• Work to do:
Determine how many lines in the data below contain "into" and write only that number.

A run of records
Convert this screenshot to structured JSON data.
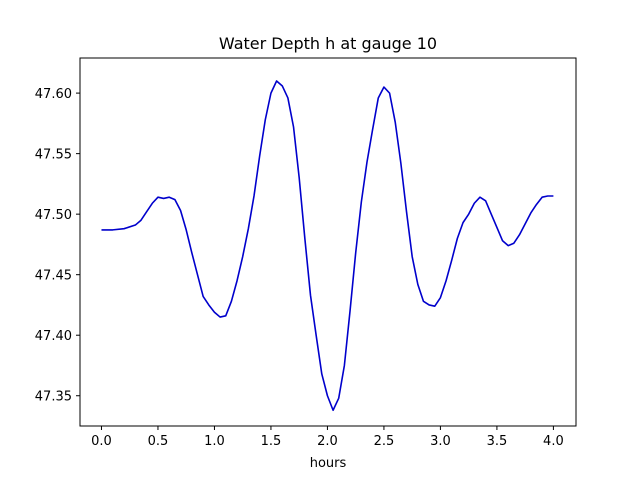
{
  "chart_data": {
    "type": "line",
    "title": "Water Depth h at gauge 10",
    "xlabel": "hours",
    "ylabel": "",
    "xlim": [
      -0.19,
      4.2
    ],
    "ylim": [
      47.325,
      47.629
    ],
    "xticks": [
      0.0,
      0.5,
      1.0,
      1.5,
      2.0,
      2.5,
      3.0,
      3.5,
      4.0
    ],
    "xtick_labels": [
      "0.0",
      "0.5",
      "1.0",
      "1.5",
      "2.0",
      "2.5",
      "3.0",
      "3.5",
      "4.0"
    ],
    "yticks": [
      47.35,
      47.4,
      47.45,
      47.5,
      47.55,
      47.6
    ],
    "ytick_labels": [
      "47.35",
      "47.40",
      "47.45",
      "47.50",
      "47.55",
      "47.60"
    ],
    "grid": false,
    "series": [
      {
        "color": "#0000cc",
        "x": [
          0.0,
          0.1,
          0.2,
          0.3,
          0.35,
          0.4,
          0.45,
          0.5,
          0.55,
          0.6,
          0.65,
          0.7,
          0.75,
          0.8,
          0.85,
          0.9,
          0.95,
          1.0,
          1.05,
          1.1,
          1.15,
          1.2,
          1.25,
          1.3,
          1.35,
          1.4,
          1.45,
          1.5,
          1.55,
          1.6,
          1.65,
          1.7,
          1.75,
          1.8,
          1.85,
          1.9,
          1.95,
          2.0,
          2.05,
          2.1,
          2.15,
          2.2,
          2.25,
          2.3,
          2.35,
          2.4,
          2.45,
          2.5,
          2.55,
          2.6,
          2.65,
          2.7,
          2.75,
          2.8,
          2.85,
          2.9,
          2.95,
          3.0,
          3.05,
          3.1,
          3.15,
          3.2,
          3.25,
          3.3,
          3.35,
          3.4,
          3.45,
          3.5,
          3.55,
          3.6,
          3.65,
          3.7,
          3.75,
          3.8,
          3.85,
          3.9,
          3.95,
          4.0
        ],
        "y": [
          47.487,
          47.487,
          47.488,
          47.491,
          47.495,
          47.502,
          47.509,
          47.514,
          47.513,
          47.514,
          47.512,
          47.503,
          47.487,
          47.468,
          47.45,
          47.432,
          47.425,
          47.419,
          47.415,
          47.416,
          47.428,
          47.445,
          47.465,
          47.488,
          47.515,
          47.548,
          47.578,
          47.6,
          47.61,
          47.606,
          47.596,
          47.572,
          47.53,
          47.48,
          47.433,
          47.4,
          47.368,
          47.35,
          47.338,
          47.348,
          47.375,
          47.42,
          47.468,
          47.51,
          47.543,
          47.57,
          47.596,
          47.605,
          47.6,
          47.576,
          47.542,
          47.502,
          47.465,
          47.442,
          47.428,
          47.425,
          47.424,
          47.431,
          47.445,
          47.462,
          47.48,
          47.493,
          47.5,
          47.509,
          47.514,
          47.511,
          47.5,
          47.489,
          47.478,
          47.474,
          47.476,
          47.483,
          47.492,
          47.501,
          47.508,
          47.514,
          47.515,
          47.515
        ]
      }
    ]
  }
}
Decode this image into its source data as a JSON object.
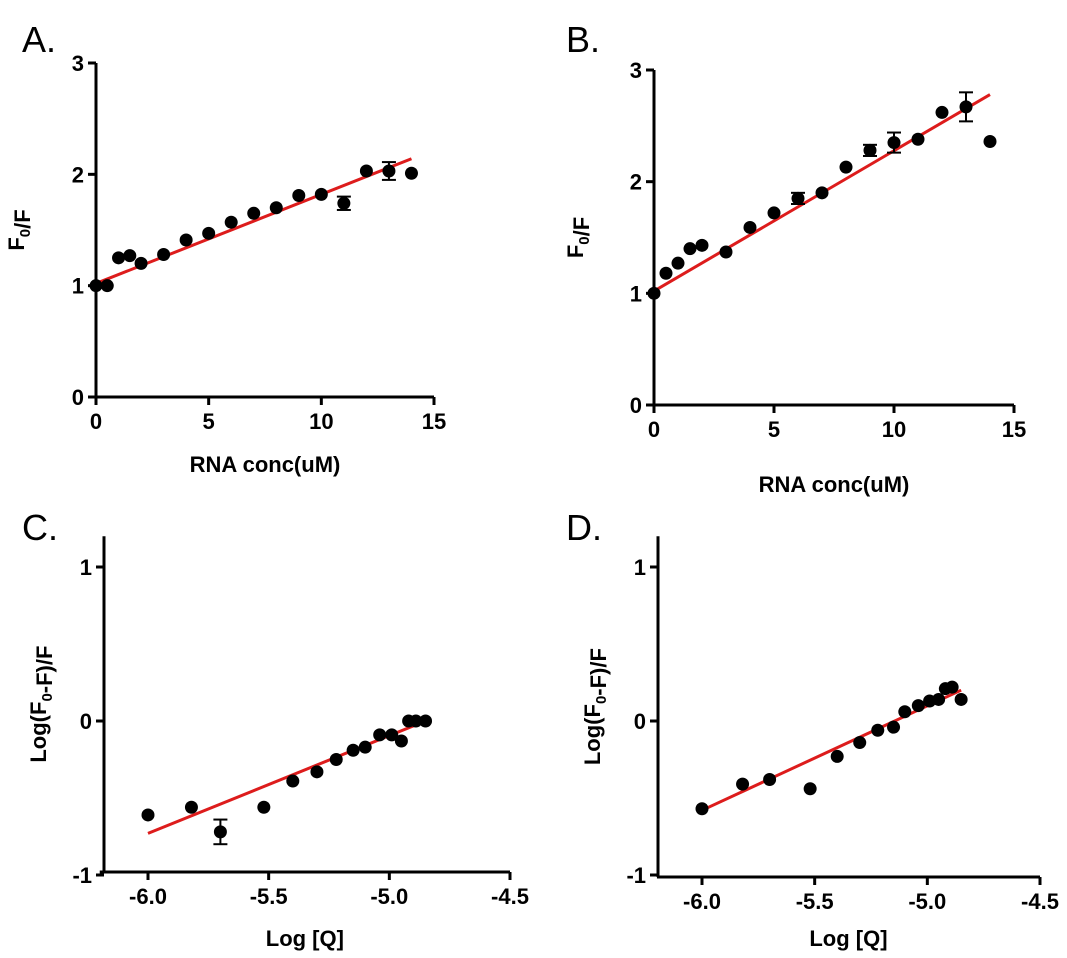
{
  "figure": {
    "colors": {
      "points": "#000000",
      "fit_line": "#dd1c1c",
      "axes": "#000000"
    }
  },
  "chart_data": [
    {
      "panel": "A.",
      "type": "scatter",
      "xlabel": "RNA conc(uM)",
      "ylabel": "F0/F",
      "xlim": [
        0,
        15
      ],
      "ylim": [
        0,
        3
      ],
      "xticks": [
        0,
        5,
        10,
        15
      ],
      "yticks": [
        0,
        1,
        2,
        3
      ],
      "grid": false,
      "x": [
        0,
        0.5,
        1,
        1.5,
        2,
        3,
        4,
        5,
        6,
        7,
        8,
        9,
        10,
        11,
        12,
        13,
        14
      ],
      "y": [
        1.0,
        1.0,
        1.25,
        1.27,
        1.2,
        1.28,
        1.41,
        1.47,
        1.57,
        1.65,
        1.7,
        1.81,
        1.82,
        1.74,
        2.03,
        2.03,
        2.01
      ],
      "error": [
        0,
        0,
        0,
        0,
        0,
        0,
        0,
        0,
        0,
        0,
        0,
        0,
        0,
        0.06,
        0,
        0.08,
        0
      ],
      "fit": {
        "x": [
          0,
          14
        ],
        "y": [
          1.02,
          2.14
        ]
      }
    },
    {
      "panel": "B.",
      "type": "scatter",
      "xlabel": "RNA conc(uM)",
      "ylabel": "F0/F",
      "xlim": [
        0,
        15
      ],
      "ylim": [
        0,
        3
      ],
      "xticks": [
        0,
        5,
        10,
        15
      ],
      "yticks": [
        0,
        1,
        2,
        3
      ],
      "grid": false,
      "x": [
        0,
        0.5,
        1,
        1.5,
        2,
        3,
        4,
        5,
        6,
        7,
        8,
        9,
        10,
        11,
        12,
        13,
        14
      ],
      "y": [
        1.0,
        1.18,
        1.27,
        1.4,
        1.43,
        1.37,
        1.59,
        1.72,
        1.85,
        1.9,
        2.13,
        2.28,
        2.35,
        2.38,
        2.62,
        2.67,
        2.36
      ],
      "error": [
        0,
        0,
        0,
        0,
        0,
        0,
        0,
        0,
        0.05,
        0,
        0,
        0.05,
        0.09,
        0,
        0,
        0.13,
        0
      ],
      "fit": {
        "x": [
          0,
          14
        ],
        "y": [
          1.02,
          2.78
        ]
      }
    },
    {
      "panel": "C.",
      "type": "scatter",
      "xlabel": "Log [Q]",
      "ylabel": "Log(F0-F)/F",
      "xlim": [
        -6.2,
        -4.5
      ],
      "ylim": [
        -1.5,
        1.2
      ],
      "xticks": [
        -6.0,
        -5.5,
        -5.0,
        -4.5
      ],
      "yticks": [
        -1,
        0,
        1
      ],
      "grid": false,
      "x": [
        -6.0,
        -5.82,
        -5.7,
        -5.52,
        -5.4,
        -5.3,
        -5.22,
        -5.15,
        -5.1,
        -5.04,
        -4.99,
        -4.95,
        -4.92,
        -4.89,
        -4.85
      ],
      "y": [
        -0.61,
        -0.56,
        -0.72,
        -0.56,
        -0.39,
        -0.33,
        -0.25,
        -0.19,
        -0.17,
        -0.09,
        -0.09,
        -0.13,
        0.0,
        0.0,
        0.0
      ],
      "error": [
        0,
        0,
        0.08,
        0,
        0,
        0,
        0,
        0,
        0,
        0,
        0,
        0,
        0,
        0,
        0
      ],
      "fit": {
        "x": [
          -6.0,
          -4.85
        ],
        "y": [
          -0.73,
          0.0
        ]
      }
    },
    {
      "panel": "D.",
      "type": "scatter",
      "xlabel": "Log [Q]",
      "ylabel": "Log(F0-F)/F",
      "xlim": [
        -6.2,
        -4.5
      ],
      "ylim": [
        -1.5,
        1.2
      ],
      "xticks": [
        -6.0,
        -5.5,
        -5.0,
        -4.5
      ],
      "yticks": [
        -1,
        0,
        1
      ],
      "grid": false,
      "x": [
        -6.0,
        -5.82,
        -5.7,
        -5.52,
        -5.4,
        -5.3,
        -5.22,
        -5.15,
        -5.1,
        -5.04,
        -4.99,
        -4.95,
        -4.92,
        -4.89,
        -4.85
      ],
      "y": [
        -0.57,
        -0.41,
        -0.38,
        -0.44,
        -0.23,
        -0.14,
        -0.06,
        -0.04,
        0.06,
        0.1,
        0.13,
        0.14,
        0.21,
        0.22,
        0.14
      ],
      "error": [
        0,
        0,
        0,
        0,
        0,
        0,
        0,
        0,
        0,
        0,
        0,
        0,
        0,
        0,
        0
      ],
      "fit": {
        "x": [
          -6.0,
          -4.85
        ],
        "y": [
          -0.58,
          0.2
        ]
      }
    }
  ]
}
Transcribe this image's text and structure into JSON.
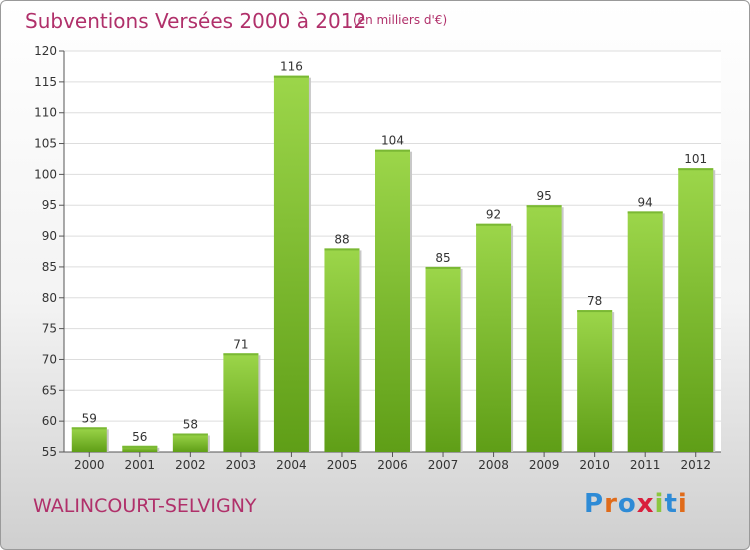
{
  "title": "Subventions Versées 2000 à 2012",
  "unit_note": "(en milliers d'€)",
  "commune": "WALINCOURT-SELVIGNY",
  "logo": {
    "text": "Proxiti",
    "letter_colors": [
      "#2e8bd6",
      "#e06b1a",
      "#2e8bd6",
      "#d91f3c",
      "#8cc63f",
      "#2e8bd6",
      "#e06b1a"
    ]
  },
  "colors": {
    "bar_light": "#9cd64a",
    "bar_dark": "#5f9e17",
    "text": "#b0306a",
    "axis": "#555555",
    "grid": "#dddddd"
  },
  "chart_data": {
    "type": "bar",
    "categories": [
      "2000",
      "2001",
      "2002",
      "2003",
      "2004",
      "2005",
      "2006",
      "2007",
      "2008",
      "2009",
      "2010",
      "2011",
      "2012"
    ],
    "values": [
      59,
      56,
      58,
      71,
      116,
      88,
      104,
      85,
      92,
      95,
      78,
      94,
      101
    ],
    "ylim": [
      55,
      120
    ],
    "yticks": [
      55,
      60,
      65,
      70,
      75,
      80,
      85,
      90,
      95,
      100,
      105,
      110,
      115,
      120
    ],
    "grid": true
  }
}
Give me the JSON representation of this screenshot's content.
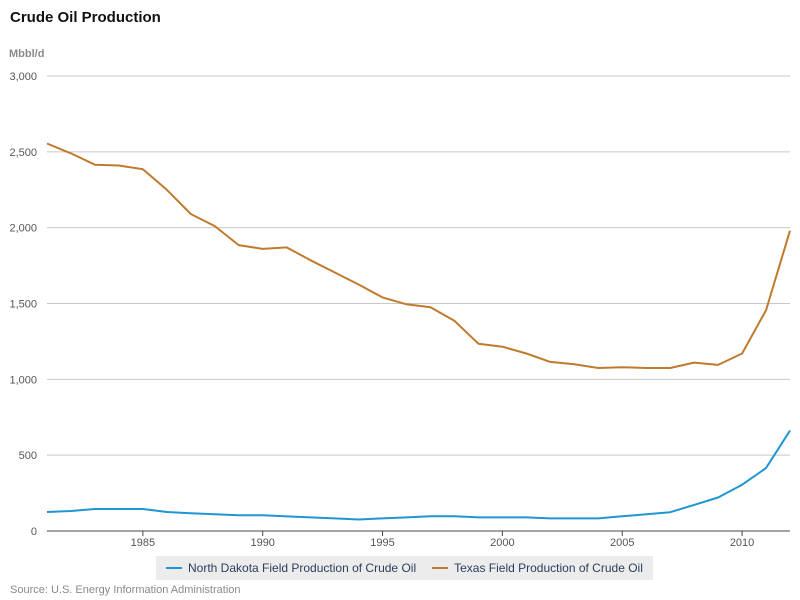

• Correct answer:
2